__Goal__: Edit the listing below so that "bookmark-label" becomes "bookmark-text" everywhere, and leave every other line unchanged.

Labeled box listing:
####

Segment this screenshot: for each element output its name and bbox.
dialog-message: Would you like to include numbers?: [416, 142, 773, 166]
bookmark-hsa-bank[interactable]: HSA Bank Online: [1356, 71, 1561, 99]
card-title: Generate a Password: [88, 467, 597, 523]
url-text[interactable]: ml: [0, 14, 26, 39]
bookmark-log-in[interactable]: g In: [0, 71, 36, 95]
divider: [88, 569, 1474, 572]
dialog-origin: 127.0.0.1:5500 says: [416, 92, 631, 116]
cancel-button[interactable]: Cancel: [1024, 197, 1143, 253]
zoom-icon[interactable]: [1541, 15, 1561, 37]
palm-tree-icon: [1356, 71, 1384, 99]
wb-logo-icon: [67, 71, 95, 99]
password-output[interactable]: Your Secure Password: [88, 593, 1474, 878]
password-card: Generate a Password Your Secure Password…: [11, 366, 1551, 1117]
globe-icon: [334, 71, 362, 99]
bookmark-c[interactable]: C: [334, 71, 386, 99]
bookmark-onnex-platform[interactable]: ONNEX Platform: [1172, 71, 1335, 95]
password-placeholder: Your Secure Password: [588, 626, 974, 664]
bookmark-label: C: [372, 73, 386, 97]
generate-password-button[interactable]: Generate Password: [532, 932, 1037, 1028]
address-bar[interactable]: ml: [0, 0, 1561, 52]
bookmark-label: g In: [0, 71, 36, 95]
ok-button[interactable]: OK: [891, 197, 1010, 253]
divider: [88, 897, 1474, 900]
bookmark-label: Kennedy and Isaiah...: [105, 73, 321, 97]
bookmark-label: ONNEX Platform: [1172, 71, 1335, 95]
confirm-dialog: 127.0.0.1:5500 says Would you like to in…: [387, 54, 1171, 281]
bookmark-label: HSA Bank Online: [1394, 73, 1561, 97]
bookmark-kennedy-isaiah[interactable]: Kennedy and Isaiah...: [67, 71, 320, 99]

####

__Exercise solution__:
Segment this screenshot: for each element output its name and bbox.
dialog-message: Would you like to include numbers?: [416, 142, 773, 166]
bookmark-hsa-bank[interactable]: HSA Bank Online: [1356, 71, 1561, 99]
card-title: Generate a Password: [88, 467, 597, 523]
url-text[interactable]: ml: [0, 14, 26, 39]
bookmark-log-in[interactable]: g In: [0, 71, 36, 95]
divider: [88, 569, 1474, 572]
dialog-origin: 127.0.0.1:5500 says: [416, 92, 631, 116]
cancel-button[interactable]: Cancel: [1024, 197, 1143, 253]
zoom-icon[interactable]: [1541, 15, 1561, 37]
palm-tree-icon: [1356, 71, 1384, 99]
wb-logo-icon: [67, 71, 95, 99]
password-output[interactable]: Your Secure Password: [88, 593, 1474, 878]
password-card: Generate a Password Your Secure Password…: [11, 366, 1551, 1117]
globe-icon: [334, 71, 362, 99]
bookmark-c[interactable]: C: [334, 71, 386, 99]
bookmark-onnex-platform[interactable]: ONNEX Platform: [1172, 71, 1335, 95]
password-placeholder: Your Secure Password: [588, 626, 974, 664]
bookmark-text: C: [372, 73, 386, 97]
generate-password-button[interactable]: Generate Password: [532, 932, 1037, 1028]
address-bar[interactable]: ml: [0, 0, 1561, 52]
bookmark-text: g In: [0, 71, 36, 95]
ok-button[interactable]: OK: [891, 197, 1010, 253]
divider: [88, 897, 1474, 900]
bookmark-text: Kennedy and Isaiah...: [105, 73, 321, 97]
bookmark-text: ONNEX Platform: [1172, 71, 1335, 95]
confirm-dialog: 127.0.0.1:5500 says Would you like to in…: [387, 54, 1171, 281]
bookmark-text: HSA Bank Online: [1394, 73, 1561, 97]
bookmark-kennedy-isaiah[interactable]: Kennedy and Isaiah...: [67, 71, 320, 99]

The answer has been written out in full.